Source data:
▽
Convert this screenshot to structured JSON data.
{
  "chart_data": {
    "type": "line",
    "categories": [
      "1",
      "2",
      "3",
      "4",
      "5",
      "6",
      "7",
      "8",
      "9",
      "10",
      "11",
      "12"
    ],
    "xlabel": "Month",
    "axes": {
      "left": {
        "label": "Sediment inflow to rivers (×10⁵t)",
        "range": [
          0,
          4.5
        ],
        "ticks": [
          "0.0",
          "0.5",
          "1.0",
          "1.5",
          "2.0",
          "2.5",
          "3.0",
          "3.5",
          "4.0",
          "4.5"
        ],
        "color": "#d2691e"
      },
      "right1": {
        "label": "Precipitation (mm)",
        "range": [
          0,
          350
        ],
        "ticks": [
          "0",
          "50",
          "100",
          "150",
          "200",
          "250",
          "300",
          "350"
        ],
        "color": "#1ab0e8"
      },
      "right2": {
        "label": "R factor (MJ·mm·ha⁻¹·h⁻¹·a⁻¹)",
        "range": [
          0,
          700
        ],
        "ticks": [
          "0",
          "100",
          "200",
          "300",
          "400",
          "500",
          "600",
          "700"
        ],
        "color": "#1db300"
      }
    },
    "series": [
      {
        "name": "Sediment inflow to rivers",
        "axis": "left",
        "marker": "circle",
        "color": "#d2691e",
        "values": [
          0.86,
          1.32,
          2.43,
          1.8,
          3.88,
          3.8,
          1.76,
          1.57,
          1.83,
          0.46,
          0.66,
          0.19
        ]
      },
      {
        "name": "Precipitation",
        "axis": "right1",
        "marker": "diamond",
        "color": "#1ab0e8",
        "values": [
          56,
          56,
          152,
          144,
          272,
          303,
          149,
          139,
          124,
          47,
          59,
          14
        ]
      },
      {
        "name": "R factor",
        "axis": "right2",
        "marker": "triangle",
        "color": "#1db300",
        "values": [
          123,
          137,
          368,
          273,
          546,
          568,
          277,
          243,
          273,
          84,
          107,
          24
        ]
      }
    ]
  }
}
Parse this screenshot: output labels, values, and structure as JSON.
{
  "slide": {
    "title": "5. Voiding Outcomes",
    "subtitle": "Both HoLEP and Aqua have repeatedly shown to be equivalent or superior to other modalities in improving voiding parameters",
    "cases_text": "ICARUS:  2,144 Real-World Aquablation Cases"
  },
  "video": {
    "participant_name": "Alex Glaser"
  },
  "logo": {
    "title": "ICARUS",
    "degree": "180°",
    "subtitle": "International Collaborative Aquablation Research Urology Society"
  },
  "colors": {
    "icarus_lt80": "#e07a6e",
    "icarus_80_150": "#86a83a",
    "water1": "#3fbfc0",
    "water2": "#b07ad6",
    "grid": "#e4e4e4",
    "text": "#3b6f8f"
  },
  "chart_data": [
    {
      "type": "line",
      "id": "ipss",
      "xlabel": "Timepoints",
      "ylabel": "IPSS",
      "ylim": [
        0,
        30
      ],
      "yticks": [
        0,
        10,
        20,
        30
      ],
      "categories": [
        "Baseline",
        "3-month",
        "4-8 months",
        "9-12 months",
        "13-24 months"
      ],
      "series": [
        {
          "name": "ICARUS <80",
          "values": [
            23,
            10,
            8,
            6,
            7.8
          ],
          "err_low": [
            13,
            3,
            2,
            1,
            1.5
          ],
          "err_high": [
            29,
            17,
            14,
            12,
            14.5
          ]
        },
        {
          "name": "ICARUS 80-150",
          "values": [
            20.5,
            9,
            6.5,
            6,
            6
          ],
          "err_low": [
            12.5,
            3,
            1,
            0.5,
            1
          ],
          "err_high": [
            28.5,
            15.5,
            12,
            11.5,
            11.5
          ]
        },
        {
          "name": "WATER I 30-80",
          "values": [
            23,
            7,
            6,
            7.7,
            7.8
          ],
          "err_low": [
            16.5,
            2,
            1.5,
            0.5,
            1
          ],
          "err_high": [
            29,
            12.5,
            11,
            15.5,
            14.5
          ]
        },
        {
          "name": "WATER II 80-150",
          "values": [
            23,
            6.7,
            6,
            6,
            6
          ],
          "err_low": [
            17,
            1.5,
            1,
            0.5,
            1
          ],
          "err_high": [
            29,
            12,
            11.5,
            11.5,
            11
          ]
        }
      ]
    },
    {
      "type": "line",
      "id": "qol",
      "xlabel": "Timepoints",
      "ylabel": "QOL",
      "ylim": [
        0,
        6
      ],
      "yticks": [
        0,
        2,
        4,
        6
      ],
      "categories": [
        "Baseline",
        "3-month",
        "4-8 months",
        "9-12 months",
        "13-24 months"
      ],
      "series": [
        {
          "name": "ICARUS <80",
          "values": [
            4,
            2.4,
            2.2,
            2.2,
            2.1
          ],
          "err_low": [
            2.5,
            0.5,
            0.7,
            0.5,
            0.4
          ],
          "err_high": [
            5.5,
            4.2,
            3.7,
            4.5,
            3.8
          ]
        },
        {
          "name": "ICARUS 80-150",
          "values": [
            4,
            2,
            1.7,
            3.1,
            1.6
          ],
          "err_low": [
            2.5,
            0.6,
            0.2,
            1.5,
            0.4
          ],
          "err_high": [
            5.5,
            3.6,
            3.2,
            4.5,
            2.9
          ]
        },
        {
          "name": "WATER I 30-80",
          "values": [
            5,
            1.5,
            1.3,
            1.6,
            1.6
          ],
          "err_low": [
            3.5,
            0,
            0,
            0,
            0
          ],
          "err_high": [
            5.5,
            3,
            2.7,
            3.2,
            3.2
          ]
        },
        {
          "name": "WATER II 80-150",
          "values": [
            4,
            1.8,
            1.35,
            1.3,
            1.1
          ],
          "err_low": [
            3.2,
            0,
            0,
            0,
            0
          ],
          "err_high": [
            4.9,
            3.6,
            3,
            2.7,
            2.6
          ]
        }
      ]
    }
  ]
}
△
* **INSTRUCTIONS FOR THE TASK**
Counting only lines of the data above that hold "Aquablation", report the total and nothing else.

* **FULL ANSWER**
2